(Extracted data entries)
>> start
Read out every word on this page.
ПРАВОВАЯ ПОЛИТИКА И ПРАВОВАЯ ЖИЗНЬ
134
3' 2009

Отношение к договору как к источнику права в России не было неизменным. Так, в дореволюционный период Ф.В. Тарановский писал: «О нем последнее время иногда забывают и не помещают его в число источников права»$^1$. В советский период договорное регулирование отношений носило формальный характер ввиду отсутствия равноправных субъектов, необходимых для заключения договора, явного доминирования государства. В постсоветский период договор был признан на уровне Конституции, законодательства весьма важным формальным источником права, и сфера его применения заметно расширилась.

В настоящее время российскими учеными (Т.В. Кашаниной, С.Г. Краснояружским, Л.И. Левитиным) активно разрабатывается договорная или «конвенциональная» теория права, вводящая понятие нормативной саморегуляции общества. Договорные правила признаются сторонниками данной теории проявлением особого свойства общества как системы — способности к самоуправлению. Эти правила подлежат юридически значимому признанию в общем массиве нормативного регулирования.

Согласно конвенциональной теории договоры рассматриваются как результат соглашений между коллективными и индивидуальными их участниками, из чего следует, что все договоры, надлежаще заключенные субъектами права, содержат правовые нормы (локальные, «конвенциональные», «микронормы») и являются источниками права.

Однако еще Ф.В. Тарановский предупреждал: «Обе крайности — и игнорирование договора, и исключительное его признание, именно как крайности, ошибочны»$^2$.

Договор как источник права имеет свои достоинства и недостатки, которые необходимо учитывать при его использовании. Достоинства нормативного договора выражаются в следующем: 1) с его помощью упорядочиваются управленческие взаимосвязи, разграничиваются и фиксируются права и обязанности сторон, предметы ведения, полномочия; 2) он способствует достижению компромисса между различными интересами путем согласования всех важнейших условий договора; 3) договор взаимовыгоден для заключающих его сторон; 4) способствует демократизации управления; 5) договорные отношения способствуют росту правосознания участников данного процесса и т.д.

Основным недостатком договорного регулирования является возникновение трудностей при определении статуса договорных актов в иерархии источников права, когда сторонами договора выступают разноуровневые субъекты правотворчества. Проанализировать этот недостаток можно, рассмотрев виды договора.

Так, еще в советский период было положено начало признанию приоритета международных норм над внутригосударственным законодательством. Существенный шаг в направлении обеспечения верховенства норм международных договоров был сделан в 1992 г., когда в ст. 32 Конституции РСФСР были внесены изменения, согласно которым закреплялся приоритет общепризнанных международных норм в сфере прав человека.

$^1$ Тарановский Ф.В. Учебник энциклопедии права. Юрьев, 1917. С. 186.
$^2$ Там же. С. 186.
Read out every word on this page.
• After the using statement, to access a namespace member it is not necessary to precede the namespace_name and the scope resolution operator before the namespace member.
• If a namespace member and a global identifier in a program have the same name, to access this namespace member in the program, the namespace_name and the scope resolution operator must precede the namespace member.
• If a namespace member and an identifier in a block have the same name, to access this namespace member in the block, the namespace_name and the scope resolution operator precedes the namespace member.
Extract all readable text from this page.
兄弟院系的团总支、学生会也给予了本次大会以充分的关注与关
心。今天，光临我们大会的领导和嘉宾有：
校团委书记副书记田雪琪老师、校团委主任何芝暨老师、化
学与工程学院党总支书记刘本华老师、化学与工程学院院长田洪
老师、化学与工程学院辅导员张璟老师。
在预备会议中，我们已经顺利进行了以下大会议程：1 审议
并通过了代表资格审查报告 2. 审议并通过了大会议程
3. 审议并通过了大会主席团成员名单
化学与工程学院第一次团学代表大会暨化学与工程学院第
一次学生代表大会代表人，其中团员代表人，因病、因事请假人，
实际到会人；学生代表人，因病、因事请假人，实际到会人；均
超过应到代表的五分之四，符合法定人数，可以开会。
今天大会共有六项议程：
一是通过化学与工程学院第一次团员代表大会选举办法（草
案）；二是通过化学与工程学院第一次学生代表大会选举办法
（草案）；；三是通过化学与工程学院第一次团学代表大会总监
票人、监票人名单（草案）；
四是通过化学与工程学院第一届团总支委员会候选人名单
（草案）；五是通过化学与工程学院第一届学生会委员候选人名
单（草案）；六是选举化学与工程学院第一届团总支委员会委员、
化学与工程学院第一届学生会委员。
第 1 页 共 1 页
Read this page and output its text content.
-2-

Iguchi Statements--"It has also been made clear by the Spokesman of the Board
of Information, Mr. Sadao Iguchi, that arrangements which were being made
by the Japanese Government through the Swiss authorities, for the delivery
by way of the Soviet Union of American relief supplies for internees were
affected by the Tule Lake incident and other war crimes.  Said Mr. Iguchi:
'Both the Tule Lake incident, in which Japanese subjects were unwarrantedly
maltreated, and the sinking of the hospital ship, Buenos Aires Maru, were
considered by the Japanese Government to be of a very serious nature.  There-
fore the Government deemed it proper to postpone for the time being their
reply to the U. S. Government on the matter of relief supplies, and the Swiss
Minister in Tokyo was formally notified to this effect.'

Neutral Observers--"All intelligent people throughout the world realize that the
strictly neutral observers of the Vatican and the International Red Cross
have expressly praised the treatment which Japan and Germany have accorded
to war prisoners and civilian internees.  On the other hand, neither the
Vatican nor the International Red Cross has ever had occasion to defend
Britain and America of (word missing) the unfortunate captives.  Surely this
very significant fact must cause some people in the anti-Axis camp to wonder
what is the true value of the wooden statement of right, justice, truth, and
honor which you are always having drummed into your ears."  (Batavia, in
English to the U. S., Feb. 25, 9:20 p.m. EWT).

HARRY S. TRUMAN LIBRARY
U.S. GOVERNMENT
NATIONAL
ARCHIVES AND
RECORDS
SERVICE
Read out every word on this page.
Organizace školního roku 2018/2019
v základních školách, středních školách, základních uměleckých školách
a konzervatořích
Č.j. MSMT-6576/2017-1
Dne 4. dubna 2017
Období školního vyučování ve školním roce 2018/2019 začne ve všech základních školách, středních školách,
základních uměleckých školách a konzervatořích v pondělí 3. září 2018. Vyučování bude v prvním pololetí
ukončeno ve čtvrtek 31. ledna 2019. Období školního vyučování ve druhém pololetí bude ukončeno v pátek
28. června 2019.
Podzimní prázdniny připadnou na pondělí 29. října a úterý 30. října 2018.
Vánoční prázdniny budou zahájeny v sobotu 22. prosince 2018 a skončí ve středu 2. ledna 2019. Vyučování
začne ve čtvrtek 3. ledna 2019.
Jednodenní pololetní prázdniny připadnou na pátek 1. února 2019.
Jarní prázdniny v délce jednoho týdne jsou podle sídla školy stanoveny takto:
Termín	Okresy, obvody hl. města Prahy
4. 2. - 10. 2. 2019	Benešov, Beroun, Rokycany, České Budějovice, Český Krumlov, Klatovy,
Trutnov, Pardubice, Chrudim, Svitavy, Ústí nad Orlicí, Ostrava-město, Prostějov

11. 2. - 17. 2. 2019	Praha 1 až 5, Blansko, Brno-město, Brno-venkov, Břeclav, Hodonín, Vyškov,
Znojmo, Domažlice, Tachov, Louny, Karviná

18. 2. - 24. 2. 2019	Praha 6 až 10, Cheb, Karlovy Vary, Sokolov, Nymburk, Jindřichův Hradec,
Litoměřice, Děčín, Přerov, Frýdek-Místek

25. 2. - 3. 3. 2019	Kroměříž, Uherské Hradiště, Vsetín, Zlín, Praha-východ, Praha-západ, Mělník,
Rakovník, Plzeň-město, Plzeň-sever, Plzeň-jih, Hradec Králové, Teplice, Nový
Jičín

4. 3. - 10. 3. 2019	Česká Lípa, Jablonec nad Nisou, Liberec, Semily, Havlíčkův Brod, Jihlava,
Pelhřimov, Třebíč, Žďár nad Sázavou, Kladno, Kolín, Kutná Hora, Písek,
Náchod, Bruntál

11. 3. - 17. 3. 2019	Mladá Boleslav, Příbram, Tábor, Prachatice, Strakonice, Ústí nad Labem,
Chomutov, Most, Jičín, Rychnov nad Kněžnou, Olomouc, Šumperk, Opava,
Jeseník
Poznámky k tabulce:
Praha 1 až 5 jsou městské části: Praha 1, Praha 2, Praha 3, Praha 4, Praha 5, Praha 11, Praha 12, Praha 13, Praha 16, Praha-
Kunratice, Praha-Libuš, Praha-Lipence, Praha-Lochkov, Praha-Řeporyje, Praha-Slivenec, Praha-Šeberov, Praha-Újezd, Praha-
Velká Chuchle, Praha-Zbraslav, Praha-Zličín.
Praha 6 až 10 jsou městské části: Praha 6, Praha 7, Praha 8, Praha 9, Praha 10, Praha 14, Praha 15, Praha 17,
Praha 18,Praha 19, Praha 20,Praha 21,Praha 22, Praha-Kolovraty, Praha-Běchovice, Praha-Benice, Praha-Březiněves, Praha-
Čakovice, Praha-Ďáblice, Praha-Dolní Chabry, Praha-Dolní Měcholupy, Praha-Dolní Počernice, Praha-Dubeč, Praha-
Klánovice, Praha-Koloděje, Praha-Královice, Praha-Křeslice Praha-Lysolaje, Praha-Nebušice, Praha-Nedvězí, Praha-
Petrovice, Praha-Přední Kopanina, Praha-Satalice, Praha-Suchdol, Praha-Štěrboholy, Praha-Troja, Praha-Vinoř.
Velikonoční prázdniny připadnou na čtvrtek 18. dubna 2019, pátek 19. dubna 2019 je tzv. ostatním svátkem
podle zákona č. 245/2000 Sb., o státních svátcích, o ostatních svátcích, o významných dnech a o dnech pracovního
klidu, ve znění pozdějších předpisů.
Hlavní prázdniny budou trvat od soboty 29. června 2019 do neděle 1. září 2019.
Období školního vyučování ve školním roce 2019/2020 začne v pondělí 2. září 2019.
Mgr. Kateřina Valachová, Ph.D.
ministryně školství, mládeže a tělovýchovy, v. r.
>> end
How many lines in the listing above contain the string "Praha"? Answer with the number only.

• _SOLUTION FOR THIS TASK_: 11